▶ _Requirement_
Copy the lines from the line with "X-axis label: Humidex" to the line with "give bounding boxes", replacing "bounding boxes" with "box coordinates" and leaving everything else unchanged. Give only these lines.

▶ _Exercise inputs_
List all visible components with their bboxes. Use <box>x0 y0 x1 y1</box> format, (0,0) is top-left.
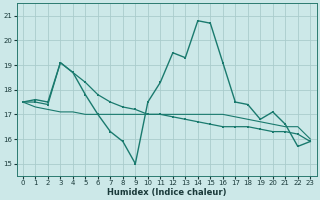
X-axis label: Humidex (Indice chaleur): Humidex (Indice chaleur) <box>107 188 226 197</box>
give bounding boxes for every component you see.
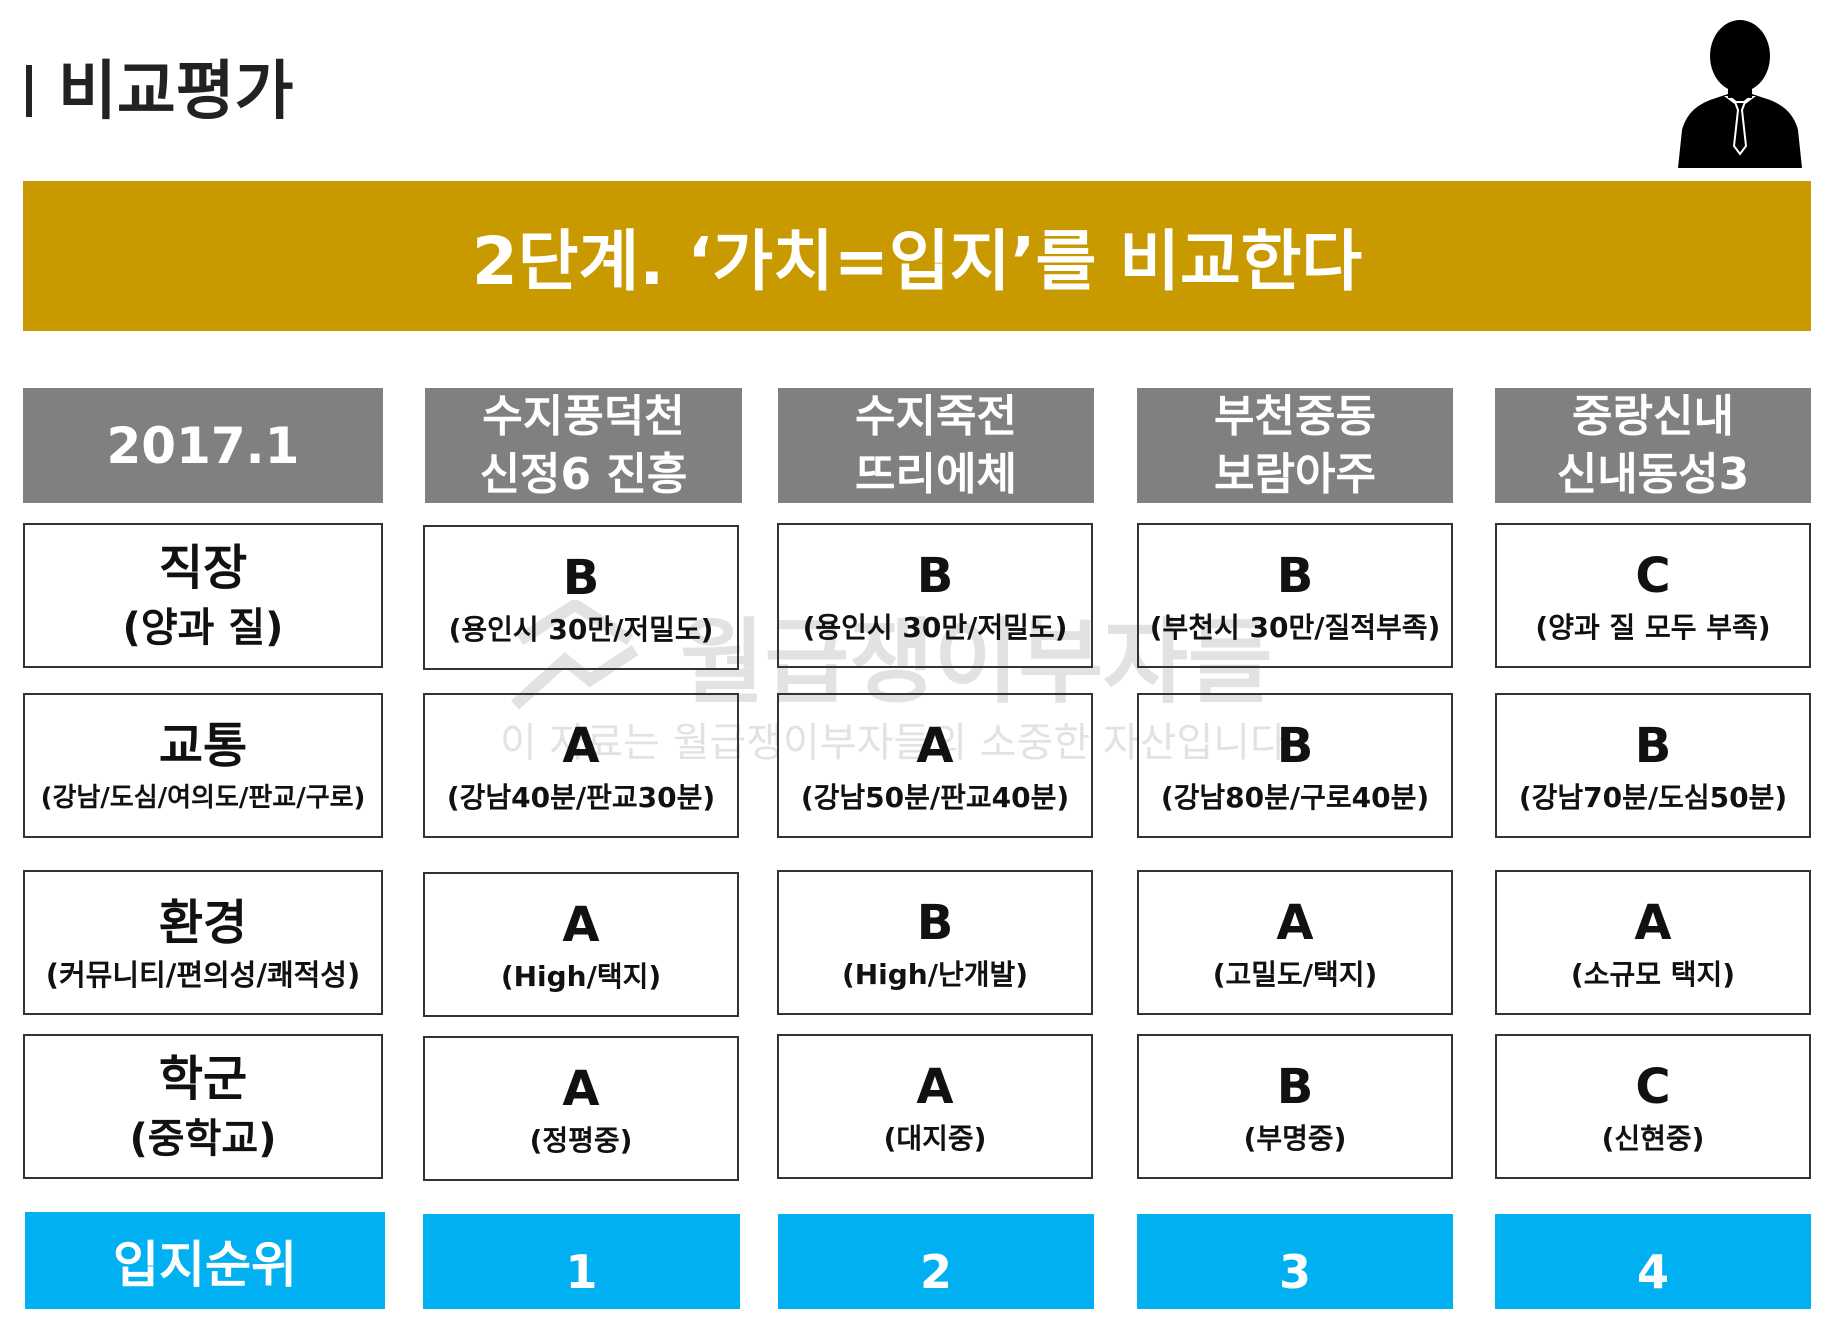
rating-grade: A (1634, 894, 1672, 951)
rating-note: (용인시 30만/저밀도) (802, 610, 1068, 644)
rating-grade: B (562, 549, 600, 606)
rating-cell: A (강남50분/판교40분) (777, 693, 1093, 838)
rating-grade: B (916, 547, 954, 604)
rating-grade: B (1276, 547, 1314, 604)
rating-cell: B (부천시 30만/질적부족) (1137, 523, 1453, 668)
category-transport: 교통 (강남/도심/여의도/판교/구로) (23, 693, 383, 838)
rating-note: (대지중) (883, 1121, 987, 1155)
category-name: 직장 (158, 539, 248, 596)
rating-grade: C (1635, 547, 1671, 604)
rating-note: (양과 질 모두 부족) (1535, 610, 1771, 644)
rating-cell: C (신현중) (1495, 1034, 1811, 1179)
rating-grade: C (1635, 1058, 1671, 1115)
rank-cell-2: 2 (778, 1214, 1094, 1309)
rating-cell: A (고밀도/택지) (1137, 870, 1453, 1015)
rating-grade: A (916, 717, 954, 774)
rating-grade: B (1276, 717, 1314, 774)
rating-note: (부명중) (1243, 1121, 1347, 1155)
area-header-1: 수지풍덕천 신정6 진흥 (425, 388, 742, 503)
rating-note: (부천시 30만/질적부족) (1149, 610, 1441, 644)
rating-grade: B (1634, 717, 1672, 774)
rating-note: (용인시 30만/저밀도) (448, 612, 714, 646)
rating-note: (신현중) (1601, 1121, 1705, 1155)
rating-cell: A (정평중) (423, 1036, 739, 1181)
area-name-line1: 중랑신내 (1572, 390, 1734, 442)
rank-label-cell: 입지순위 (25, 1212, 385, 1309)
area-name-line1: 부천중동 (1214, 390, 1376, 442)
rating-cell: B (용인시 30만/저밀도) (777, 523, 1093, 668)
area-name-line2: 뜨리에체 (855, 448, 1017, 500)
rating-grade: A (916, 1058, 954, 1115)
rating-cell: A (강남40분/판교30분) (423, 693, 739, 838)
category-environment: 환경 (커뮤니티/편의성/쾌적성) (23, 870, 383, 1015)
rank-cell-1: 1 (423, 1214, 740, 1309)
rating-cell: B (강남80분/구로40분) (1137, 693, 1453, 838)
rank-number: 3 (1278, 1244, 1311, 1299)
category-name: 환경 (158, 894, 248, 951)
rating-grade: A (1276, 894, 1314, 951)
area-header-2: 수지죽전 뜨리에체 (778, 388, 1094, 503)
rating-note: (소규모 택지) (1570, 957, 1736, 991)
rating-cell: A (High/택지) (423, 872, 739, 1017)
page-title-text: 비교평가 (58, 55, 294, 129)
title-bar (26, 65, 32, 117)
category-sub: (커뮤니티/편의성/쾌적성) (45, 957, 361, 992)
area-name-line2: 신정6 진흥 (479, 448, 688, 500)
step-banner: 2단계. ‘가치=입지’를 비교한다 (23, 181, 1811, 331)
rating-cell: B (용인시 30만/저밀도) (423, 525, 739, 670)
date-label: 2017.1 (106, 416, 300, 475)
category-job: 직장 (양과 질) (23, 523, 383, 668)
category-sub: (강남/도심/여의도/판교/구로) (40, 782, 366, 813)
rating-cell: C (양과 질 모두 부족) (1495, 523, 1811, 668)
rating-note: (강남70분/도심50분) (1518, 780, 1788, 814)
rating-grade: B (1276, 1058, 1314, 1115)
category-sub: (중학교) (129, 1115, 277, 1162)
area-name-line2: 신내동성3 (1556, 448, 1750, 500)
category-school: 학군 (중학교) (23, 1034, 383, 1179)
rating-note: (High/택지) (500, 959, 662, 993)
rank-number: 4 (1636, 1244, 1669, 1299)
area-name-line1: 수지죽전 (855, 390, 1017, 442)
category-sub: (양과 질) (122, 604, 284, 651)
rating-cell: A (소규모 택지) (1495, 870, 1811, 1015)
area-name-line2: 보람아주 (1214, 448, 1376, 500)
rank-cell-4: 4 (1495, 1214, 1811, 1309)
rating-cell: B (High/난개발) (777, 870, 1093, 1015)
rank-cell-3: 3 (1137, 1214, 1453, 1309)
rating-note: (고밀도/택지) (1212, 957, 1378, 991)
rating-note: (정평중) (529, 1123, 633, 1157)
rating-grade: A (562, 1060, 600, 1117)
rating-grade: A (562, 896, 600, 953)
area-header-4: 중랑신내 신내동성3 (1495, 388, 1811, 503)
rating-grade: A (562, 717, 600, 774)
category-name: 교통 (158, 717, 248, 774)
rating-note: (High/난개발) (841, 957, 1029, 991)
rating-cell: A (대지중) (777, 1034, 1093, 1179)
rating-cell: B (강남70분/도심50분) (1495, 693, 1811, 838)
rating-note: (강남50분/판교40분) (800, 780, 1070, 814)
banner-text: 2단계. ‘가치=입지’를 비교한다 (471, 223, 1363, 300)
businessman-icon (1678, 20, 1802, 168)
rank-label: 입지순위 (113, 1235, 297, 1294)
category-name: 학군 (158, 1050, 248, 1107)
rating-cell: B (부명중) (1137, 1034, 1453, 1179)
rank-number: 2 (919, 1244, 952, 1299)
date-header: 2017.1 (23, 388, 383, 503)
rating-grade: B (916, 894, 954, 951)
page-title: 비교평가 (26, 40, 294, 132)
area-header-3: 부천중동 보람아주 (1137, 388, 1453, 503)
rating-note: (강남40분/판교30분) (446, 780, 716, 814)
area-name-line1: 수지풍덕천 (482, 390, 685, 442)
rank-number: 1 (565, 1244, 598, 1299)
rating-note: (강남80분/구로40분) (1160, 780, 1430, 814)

▶ _Task answer_
X-axis label: Humidex (Indice chaleur): Humidex (Indice chaleur) <box>107 188 226 197</box>
give box coordinates for every component you see.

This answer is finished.